§ PROBLEM STATEMENT:
From the records below, extract all the text exactly and leave the images behind.

§ EXERCISE MATERIAL:

----------

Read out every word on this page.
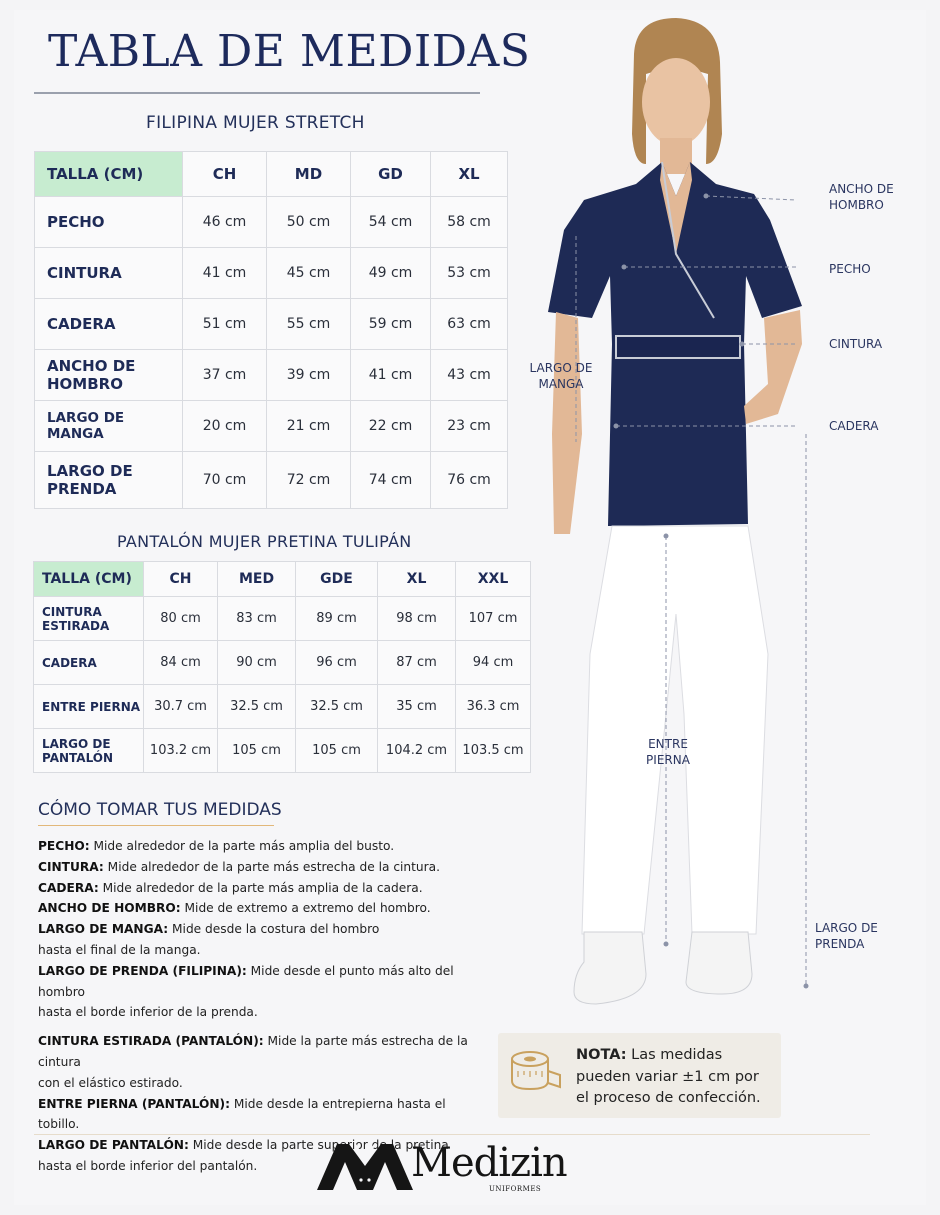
TABLA DE MEDIDAS
FILIPINA MUJER STRETCH
TALLA (CM)	CH	MD	GD	XL
PECHO	46 cm	50 cm	54 cm	58 cm
CINTURA	41 cm	45 cm	49 cm	53 cm
CADERA	51 cm	55 cm	59 cm	63 cm
ANCHO DE HOMBRO	37 cm	39 cm	41 cm	43 cm
LARGO DE MANGA	20 cm	21 cm	22 cm	23 cm
LARGO DE PRENDA	70 cm	72 cm	74 cm	76 cm
PANTALÓN MUJER PRETINA TULIPÁN
TALLA (CM)	CH	MED	GDE	XL	XXL
CINTURA ESTIRADA	80 cm	83 cm	89 cm	98 cm	107 cm
CADERA	84 cm	90 cm	96 cm	87 cm	94 cm
ENTRE PIERNA	30.7 cm	32.5 cm	32.5 cm	35 cm	36.3 cm
LARGO DE PANTALÓN	103.2 cm	105 cm	105 cm	104.2 cm	103.5 cm
CÓMO TOMAR TUS MEDIDAS

PECHO: Mide alrededor de la parte más amplia del busto.

CINTURA: Mide alrededor de la parte más estrecha de la cintura.

CADERA: Mide alrededor de la parte más amplia de la cadera.

ANCHO DE HOMBRO: Mide de extremo a extremo del hombro.

LARGO DE MANGA: Mide desde la costura del hombro

hasta el final de la manga.

LARGO DE PRENDA (FILIPINA): Mide desde el punto más alto del hombro

hasta el borde inferior de la prenda.

CINTURA ESTIRADA (PANTALÓN): Mide la parte más estrecha de la cintura

con el elástico estirado.

ENTRE PIERNA (PANTALÓN): Mide desde la entrepierna hasta el tobillo.

LARGO DE PANTALÓN: Mide desde la parte superior de la pretina

hasta el borde inferior del pantalón.

ANCHO DE HOMBRO
PECHO
CINTURA
CADERA
LARGO DE MANGA
ENTRE PIERNA
LARGO DE PRENDA
NOTA: Las medidas pueden variar ±1 cm por el proceso de confección.
Medizin
UNIFORMES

----------

§ SOLUTION TO THIS TASK:
Read out every word on this page.
TABLA DE MEDIDAS
FILIPINA MUJER STRETCH
TALLA (CM)	CH	MD	GD	XL
PECHO	46 cm	50 cm	54 cm	58 cm
CINTURA	41 cm	45 cm	49 cm	53 cm
CADERA	51 cm	55 cm	59 cm	63 cm
ANCHO DE HOMBRO	37 cm	39 cm	41 cm	43 cm
LARGO DE MANGA	20 cm	21 cm	22 cm	23 cm
LARGO DE PRENDA	70 cm	72 cm	74 cm	76 cm
PANTALÓN MUJER PRETINA TULIPÁN
TALLA (CM)	CH	MED	GDE	XL	XXL
CINTURA ESTIRADA	80 cm	83 cm	89 cm	98 cm	107 cm
CADERA	84 cm	90 cm	96 cm	87 cm	94 cm
ENTRE PIERNA	30.7 cm	32.5 cm	32.5 cm	35 cm	36.3 cm
LARGO DE PANTALÓN	103.2 cm	105 cm	105 cm	104.2 cm	103.5 cm
CÓMO TOMAR TUS MEDIDAS

PECHO: Mide alrededor de la parte más amplia del busto.

CINTURA: Mide alrededor de la parte más estrecha de la cintura.

CADERA: Mide alrededor de la parte más amplia de la cadera.

ANCHO DE HOMBRO: Mide de extremo a extremo del hombro.

LARGO DE MANGA: Mide desde la costura del hombro

hasta el final de la manga.

LARGO DE PRENDA (FILIPINA): Mide desde el punto más alto del hombro

hasta el borde inferior de la prenda.

CINTURA ESTIRADA (PANTALÓN): Mide la parte más estrecha de la cintura

con el elástico estirado.

ENTRE PIERNA (PANTALÓN): Mide desde la entrepierna hasta el tobillo.

LARGO DE PANTALÓN: Mide desde la parte superior de la pretina

hasta el borde inferior del pantalón.

ANCHO DE HOMBRO
PECHO
CINTURA
CADERA
LARGO DE MANGA
ENTRE PIERNA
LARGO DE PRENDA
NOTA: Las medidas pueden variar ±1 cm por el proceso de confección.
Medizin
UNIFORMES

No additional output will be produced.